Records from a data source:
======
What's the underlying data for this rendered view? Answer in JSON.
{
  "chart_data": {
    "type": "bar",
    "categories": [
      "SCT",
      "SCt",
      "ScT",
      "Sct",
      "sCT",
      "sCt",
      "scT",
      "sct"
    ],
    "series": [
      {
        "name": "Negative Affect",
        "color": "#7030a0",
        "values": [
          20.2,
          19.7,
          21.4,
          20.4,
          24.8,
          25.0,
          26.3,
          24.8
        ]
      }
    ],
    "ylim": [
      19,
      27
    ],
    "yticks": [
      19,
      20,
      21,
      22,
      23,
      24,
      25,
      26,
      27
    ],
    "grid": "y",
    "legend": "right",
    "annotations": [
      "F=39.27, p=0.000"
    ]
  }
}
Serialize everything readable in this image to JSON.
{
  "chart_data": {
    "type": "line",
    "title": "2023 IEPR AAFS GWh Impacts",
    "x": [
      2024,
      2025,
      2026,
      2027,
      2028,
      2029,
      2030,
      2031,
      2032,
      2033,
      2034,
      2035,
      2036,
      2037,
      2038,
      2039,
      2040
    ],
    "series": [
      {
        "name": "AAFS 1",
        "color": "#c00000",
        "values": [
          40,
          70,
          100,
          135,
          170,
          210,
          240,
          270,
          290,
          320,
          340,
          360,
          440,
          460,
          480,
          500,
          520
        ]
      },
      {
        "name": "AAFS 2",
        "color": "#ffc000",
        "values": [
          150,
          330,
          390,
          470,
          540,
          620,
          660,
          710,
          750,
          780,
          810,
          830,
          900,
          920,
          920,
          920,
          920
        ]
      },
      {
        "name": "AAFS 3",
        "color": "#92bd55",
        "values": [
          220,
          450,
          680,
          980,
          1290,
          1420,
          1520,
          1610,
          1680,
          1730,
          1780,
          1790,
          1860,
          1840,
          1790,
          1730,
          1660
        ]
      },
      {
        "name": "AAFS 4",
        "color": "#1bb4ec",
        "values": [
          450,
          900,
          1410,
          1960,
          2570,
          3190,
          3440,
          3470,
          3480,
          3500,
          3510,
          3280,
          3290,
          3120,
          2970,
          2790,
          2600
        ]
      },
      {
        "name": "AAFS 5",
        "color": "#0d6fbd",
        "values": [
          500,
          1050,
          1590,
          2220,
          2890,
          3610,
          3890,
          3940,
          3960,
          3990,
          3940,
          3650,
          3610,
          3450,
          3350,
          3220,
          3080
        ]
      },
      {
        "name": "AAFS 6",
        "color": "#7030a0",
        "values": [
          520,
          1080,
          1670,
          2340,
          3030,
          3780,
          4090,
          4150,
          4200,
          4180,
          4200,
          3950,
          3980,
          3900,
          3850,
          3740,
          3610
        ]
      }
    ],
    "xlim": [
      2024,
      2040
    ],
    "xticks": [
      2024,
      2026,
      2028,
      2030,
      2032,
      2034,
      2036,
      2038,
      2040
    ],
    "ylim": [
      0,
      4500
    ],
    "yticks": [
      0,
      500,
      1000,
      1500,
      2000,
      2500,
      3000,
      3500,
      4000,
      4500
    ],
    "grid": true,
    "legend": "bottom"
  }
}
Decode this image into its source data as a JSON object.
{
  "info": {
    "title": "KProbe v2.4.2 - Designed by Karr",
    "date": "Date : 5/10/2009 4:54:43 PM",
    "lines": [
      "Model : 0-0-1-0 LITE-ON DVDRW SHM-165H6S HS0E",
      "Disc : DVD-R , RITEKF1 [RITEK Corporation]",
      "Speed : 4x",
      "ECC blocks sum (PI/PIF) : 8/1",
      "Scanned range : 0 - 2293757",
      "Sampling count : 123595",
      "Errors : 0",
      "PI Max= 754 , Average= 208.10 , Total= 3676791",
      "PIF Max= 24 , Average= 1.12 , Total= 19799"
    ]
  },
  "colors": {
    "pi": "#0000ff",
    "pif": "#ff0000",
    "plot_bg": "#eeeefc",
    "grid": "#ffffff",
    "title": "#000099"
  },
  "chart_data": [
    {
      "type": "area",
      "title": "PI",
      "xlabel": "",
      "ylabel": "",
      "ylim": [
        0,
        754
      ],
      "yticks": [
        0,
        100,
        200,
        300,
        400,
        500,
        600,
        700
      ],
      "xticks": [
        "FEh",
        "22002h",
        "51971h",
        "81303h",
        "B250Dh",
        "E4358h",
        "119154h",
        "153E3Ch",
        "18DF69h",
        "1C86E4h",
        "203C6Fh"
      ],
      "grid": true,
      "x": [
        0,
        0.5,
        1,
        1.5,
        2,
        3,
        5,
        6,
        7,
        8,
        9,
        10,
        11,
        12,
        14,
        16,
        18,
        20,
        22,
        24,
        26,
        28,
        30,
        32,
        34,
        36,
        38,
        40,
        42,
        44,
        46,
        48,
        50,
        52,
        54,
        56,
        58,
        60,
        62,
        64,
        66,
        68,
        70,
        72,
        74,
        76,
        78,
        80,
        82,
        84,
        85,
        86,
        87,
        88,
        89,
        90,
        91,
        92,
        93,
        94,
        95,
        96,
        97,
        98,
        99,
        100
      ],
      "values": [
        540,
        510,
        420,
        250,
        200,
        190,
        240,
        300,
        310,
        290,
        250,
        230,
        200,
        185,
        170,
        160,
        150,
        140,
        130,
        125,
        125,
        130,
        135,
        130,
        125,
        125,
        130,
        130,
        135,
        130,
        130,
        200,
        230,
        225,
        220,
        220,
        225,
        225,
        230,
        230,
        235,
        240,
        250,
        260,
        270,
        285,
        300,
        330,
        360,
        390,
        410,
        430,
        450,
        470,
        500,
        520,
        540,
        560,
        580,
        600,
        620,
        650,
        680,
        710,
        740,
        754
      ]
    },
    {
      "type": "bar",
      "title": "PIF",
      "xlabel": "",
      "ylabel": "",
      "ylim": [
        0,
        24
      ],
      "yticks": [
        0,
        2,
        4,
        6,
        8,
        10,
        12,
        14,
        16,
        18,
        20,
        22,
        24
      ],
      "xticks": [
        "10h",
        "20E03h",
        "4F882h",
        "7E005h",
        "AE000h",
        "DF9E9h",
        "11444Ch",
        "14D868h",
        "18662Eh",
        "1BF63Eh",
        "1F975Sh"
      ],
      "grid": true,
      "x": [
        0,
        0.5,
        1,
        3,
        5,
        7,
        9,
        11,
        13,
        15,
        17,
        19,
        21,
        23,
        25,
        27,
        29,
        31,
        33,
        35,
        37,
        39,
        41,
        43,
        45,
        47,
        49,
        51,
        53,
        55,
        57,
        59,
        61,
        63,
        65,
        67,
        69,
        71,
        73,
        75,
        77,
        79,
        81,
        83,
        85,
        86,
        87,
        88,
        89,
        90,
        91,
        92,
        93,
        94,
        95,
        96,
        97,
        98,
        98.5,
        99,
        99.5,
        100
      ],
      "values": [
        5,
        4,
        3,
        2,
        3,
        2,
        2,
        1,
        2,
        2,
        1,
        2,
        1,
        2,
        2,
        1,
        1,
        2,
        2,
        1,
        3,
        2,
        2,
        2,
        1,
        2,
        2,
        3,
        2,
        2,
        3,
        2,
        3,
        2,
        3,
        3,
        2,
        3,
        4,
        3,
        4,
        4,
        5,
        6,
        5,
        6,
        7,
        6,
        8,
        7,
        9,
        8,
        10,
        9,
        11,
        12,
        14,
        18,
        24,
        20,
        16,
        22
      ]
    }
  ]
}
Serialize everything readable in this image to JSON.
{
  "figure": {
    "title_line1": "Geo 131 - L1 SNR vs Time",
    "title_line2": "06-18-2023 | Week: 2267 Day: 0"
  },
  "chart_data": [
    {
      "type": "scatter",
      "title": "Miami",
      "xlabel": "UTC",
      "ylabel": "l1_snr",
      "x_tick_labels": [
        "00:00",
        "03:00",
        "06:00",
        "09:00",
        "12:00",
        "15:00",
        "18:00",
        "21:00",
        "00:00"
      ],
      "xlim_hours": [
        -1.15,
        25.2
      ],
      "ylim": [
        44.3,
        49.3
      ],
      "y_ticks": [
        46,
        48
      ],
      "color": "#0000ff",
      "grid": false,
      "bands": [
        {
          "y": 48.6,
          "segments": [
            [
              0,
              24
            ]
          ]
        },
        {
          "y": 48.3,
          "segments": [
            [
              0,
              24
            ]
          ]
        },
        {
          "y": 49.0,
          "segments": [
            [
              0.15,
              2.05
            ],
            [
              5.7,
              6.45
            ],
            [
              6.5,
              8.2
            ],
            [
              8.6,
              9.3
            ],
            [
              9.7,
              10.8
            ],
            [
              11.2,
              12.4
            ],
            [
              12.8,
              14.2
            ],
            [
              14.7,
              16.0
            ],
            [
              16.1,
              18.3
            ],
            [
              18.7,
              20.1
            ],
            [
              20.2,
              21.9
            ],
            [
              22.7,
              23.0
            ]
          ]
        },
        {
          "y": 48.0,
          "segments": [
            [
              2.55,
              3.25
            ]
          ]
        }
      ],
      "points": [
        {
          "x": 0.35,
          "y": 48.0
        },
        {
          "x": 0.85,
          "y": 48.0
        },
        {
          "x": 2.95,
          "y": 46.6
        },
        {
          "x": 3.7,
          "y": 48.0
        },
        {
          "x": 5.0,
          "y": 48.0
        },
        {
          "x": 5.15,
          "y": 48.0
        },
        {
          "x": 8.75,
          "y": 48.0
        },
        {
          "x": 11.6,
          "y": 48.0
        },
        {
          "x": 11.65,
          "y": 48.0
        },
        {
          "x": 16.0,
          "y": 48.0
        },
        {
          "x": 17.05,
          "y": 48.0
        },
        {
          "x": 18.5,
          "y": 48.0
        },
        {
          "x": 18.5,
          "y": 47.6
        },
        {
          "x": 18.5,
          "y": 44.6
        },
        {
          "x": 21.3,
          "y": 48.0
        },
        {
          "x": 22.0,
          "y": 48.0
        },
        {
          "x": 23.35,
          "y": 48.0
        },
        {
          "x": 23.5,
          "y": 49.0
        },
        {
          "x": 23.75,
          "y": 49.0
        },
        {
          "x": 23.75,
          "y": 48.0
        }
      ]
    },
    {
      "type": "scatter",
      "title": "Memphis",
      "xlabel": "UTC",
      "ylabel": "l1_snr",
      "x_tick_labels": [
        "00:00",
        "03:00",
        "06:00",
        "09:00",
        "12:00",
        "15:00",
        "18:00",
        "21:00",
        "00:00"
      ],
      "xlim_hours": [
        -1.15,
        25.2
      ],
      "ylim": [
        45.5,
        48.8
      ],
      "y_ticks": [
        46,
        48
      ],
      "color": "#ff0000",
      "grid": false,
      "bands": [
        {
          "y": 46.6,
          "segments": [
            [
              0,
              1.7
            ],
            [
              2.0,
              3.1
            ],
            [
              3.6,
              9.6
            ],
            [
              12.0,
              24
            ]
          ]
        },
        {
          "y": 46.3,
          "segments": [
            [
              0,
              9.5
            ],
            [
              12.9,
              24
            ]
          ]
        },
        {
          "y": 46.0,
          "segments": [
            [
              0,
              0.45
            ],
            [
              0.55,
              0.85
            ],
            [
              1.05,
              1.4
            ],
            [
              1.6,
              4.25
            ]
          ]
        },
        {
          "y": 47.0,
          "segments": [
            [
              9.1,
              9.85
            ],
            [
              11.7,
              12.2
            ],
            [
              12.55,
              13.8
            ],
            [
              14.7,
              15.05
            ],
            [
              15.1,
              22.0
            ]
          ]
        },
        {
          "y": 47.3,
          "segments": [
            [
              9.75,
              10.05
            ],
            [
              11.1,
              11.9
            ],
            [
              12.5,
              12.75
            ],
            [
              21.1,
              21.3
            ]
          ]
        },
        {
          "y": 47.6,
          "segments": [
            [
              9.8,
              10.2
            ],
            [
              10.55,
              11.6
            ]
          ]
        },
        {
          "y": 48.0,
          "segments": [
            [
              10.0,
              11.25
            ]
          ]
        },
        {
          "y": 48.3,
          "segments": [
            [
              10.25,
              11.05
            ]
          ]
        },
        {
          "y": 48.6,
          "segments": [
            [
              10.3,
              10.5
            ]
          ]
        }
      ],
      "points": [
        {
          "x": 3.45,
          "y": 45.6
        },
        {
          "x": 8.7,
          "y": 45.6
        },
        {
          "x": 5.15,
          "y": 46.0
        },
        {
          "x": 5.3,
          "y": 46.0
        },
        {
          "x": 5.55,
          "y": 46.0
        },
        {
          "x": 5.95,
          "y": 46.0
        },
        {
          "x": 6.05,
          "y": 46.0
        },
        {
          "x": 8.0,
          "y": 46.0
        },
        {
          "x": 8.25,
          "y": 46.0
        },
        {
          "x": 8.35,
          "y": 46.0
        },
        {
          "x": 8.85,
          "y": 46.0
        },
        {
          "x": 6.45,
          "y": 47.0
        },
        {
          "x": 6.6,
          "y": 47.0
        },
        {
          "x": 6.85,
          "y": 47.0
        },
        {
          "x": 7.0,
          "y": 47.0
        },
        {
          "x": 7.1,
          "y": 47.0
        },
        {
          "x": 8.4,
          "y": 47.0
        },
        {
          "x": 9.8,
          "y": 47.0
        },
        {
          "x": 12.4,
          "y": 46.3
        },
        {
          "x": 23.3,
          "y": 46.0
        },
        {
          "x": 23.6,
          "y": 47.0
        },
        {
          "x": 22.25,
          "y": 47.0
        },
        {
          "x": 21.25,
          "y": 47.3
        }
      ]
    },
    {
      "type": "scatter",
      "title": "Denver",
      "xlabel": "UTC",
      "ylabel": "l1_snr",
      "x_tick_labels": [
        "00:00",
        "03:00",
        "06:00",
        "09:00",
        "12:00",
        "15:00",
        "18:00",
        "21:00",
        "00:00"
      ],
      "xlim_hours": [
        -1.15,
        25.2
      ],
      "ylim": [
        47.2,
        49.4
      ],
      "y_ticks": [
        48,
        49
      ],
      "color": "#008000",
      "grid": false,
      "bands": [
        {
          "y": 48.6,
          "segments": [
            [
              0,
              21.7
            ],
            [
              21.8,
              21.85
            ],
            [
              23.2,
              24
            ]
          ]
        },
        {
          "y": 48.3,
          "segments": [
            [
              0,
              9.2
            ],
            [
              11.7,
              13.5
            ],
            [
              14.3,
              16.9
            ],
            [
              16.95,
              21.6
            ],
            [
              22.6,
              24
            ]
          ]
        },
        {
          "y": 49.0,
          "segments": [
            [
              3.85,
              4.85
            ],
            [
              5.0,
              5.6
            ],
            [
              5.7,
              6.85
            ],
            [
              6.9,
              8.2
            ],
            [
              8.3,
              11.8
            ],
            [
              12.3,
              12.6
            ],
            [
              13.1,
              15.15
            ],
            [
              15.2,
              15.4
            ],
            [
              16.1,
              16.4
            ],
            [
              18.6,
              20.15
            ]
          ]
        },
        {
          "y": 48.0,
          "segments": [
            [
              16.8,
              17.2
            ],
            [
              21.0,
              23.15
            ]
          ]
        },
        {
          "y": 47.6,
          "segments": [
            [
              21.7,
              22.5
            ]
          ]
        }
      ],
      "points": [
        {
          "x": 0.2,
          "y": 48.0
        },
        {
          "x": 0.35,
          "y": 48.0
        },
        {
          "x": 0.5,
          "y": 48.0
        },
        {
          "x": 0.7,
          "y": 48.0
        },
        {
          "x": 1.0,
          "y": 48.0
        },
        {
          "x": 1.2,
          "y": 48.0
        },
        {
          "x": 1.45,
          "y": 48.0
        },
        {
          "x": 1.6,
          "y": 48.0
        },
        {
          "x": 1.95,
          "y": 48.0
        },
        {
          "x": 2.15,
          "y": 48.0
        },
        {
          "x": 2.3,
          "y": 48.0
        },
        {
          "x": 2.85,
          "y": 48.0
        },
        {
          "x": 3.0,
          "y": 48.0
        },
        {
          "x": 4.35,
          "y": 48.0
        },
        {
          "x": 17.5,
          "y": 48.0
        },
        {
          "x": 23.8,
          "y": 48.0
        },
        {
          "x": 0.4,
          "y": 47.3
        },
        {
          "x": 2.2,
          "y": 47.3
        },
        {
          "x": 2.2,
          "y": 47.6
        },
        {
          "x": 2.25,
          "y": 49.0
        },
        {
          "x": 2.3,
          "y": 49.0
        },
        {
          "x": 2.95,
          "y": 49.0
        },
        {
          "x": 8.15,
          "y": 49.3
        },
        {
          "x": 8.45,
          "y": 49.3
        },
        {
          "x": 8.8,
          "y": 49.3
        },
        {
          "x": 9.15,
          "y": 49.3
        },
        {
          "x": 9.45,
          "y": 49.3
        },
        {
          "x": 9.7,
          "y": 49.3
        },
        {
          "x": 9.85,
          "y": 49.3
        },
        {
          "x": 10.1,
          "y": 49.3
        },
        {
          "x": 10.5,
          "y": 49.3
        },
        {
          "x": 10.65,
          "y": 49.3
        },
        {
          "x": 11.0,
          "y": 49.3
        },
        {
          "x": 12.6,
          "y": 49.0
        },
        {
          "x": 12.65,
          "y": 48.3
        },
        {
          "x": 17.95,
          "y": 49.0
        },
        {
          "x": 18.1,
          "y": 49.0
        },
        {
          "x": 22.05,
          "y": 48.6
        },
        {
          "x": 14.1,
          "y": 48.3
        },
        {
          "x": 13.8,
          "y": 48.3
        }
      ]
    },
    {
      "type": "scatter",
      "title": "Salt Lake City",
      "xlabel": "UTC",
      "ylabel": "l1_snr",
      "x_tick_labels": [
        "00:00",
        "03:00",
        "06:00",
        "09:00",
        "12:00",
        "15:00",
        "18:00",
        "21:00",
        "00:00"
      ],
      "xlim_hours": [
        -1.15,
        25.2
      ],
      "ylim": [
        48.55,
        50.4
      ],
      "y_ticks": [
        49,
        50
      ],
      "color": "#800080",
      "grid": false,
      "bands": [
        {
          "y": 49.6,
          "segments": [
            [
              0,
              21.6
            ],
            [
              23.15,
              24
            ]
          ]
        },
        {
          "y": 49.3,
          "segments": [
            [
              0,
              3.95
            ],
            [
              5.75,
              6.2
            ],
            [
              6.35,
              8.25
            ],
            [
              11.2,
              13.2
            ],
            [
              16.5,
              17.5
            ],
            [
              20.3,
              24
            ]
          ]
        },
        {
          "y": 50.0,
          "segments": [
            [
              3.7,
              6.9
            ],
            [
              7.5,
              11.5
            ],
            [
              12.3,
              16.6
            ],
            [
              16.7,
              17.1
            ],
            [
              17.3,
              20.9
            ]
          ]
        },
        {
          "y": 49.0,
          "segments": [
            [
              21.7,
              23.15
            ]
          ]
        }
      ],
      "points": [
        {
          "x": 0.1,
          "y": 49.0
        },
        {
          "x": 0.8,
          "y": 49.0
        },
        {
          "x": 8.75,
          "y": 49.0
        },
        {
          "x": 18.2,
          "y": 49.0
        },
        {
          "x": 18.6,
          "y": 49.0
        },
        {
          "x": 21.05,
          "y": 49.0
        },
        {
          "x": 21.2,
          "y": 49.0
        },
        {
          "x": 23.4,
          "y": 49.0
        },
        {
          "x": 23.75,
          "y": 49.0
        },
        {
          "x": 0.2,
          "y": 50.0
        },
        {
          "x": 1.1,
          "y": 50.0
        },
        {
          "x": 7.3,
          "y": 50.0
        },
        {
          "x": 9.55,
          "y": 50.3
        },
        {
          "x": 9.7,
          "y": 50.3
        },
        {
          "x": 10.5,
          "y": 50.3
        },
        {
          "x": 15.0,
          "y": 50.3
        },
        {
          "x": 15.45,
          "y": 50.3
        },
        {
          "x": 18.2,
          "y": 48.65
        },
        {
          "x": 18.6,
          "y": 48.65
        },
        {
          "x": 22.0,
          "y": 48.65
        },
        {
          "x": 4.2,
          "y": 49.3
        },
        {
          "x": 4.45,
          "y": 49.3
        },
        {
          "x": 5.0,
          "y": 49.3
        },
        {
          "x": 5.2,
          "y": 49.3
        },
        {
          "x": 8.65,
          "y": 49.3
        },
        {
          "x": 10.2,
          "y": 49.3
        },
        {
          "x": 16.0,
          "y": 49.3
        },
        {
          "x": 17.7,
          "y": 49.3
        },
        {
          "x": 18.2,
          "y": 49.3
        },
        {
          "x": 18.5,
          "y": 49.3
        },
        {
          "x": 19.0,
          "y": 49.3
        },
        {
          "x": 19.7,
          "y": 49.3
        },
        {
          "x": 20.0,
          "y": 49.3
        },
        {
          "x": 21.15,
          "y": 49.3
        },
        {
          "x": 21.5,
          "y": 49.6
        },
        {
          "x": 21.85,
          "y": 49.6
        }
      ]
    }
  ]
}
======
* _Aim_
Scan the material line by line and report each one that contains "JSON".

* _Right answer_
What's the underlying data for this rendered view? Answer in JSON.
Serialize everything readable in this image to JSON.
Decode this image into its source data as a JSON object.
Serialize everything readable in this image to JSON.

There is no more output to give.